DATASET EXTRACT =>
— start —

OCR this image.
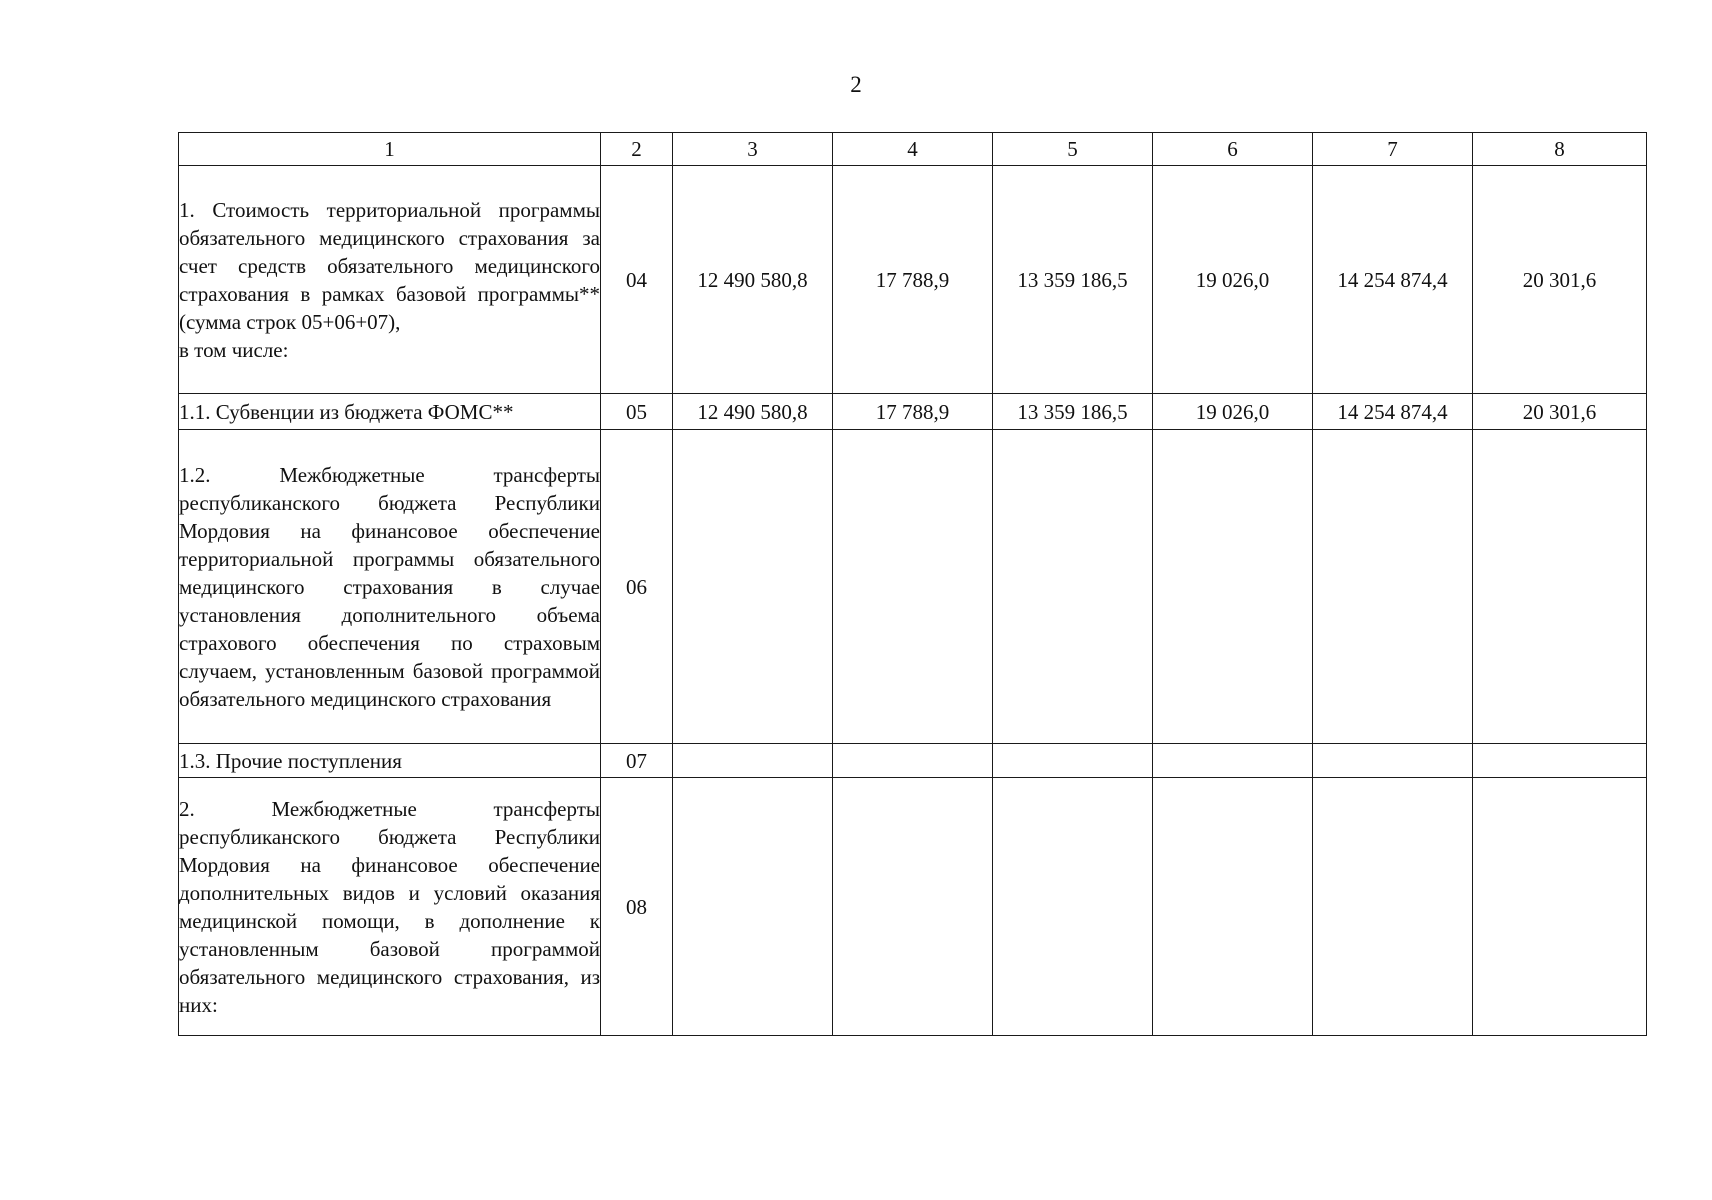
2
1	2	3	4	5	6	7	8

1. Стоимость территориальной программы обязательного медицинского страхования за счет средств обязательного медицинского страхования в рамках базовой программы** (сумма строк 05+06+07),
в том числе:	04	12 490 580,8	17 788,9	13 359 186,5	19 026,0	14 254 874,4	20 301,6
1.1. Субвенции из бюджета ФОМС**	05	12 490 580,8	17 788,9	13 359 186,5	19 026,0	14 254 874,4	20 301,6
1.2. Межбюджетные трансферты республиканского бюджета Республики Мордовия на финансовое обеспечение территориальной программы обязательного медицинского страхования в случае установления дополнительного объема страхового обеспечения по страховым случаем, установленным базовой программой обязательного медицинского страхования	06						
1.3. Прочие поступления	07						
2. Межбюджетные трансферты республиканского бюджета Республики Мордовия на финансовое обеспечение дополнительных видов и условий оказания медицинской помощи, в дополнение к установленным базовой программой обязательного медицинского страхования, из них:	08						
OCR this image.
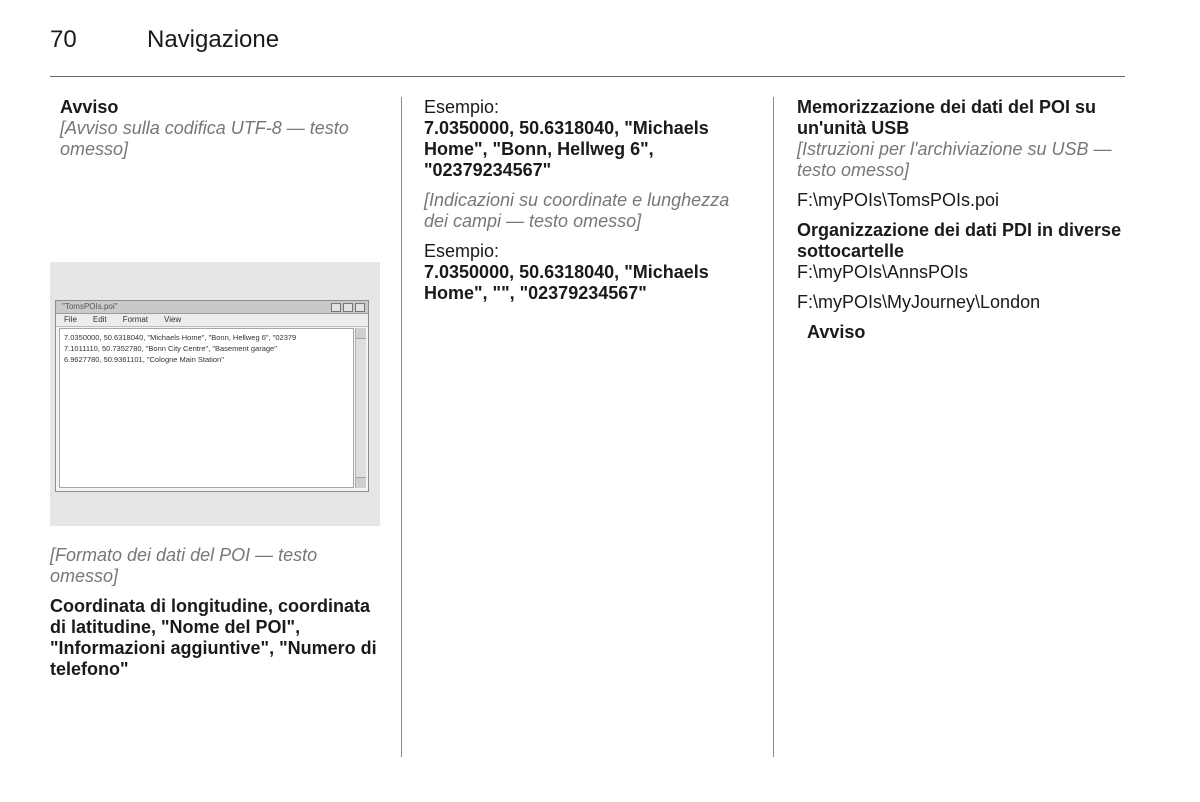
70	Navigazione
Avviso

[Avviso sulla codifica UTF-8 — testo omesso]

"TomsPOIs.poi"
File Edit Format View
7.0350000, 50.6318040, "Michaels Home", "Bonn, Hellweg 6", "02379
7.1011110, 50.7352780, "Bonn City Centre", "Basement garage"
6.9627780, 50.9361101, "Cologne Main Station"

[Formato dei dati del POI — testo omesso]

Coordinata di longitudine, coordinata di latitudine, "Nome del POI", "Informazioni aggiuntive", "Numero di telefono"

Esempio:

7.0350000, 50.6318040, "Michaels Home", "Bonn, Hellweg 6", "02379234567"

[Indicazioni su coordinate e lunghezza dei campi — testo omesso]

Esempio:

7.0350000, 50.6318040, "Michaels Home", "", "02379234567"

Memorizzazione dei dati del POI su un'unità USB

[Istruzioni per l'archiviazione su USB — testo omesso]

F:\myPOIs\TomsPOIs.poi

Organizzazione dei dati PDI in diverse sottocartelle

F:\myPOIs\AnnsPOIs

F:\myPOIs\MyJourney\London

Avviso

— end —

EXERCISE TASK =>
Every line is to be duplicated exactly, though pictures stay out.

EXPECTED ANSWER =>
OCR this image.
2
1	2	3	4	5	6	7	8

1. Стоимость территориальной программы обязательного медицинского страхования за счет средств обязательного медицинского страхования в рамках базовой программы** (сумма строк 05+06+07),
в том числе:	04	12 490 580,8	17 788,9	13 359 186,5	19 026,0	14 254 874,4	20 301,6
1.1. Субвенции из бюджета ФОМС**	05	12 490 580,8	17 788,9	13 359 186,5	19 026,0	14 254 874,4	20 301,6
1.2. Межбюджетные трансферты республиканского бюджета Республики Мордовия на финансовое обеспечение территориальной программы обязательного медицинского страхования в случае установления дополнительного объема страхового обеспечения по страховым случаем, установленным базовой программой обязательного медицинского страхования	06						
1.3. Прочие поступления	07						
2. Межбюджетные трансферты республиканского бюджета Республики Мордовия на финансовое обеспечение дополнительных видов и условий оказания медицинской помощи, в дополнение к установленным базовой программой обязательного медицинского страхования, из них:	08						
OCR this image.
70	Navigazione
Avviso

[Avviso sulla codifica UTF-8 — testo omesso]

"TomsPOIs.poi"
File Edit Format View
7.0350000, 50.6318040, "Michaels Home", "Bonn, Hellweg 6", "02379
7.1011110, 50.7352780, "Bonn City Centre", "Basement garage"
6.9627780, 50.9361101, "Cologne Main Station"

[Formato dei dati del POI — testo omesso]

Coordinata di longitudine, coordinata di latitudine, "Nome del POI", "Informazioni aggiuntive", "Numero di telefono"

Esempio:

7.0350000, 50.6318040, "Michaels Home", "Bonn, Hellweg 6", "02379234567"

[Indicazioni su coordinate e lunghezza dei campi — testo omesso]

Esempio:

7.0350000, 50.6318040, "Michaels Home", "", "02379234567"

Memorizzazione dei dati del POI su un'unità USB

[Istruzioni per l'archiviazione su USB — testo omesso]

F:\myPOIs\TomsPOIs.poi

Organizzazione dei dati PDI in diverse sottocartelle

F:\myPOIs\AnnsPOIs

F:\myPOIs\MyJourney\London

Avviso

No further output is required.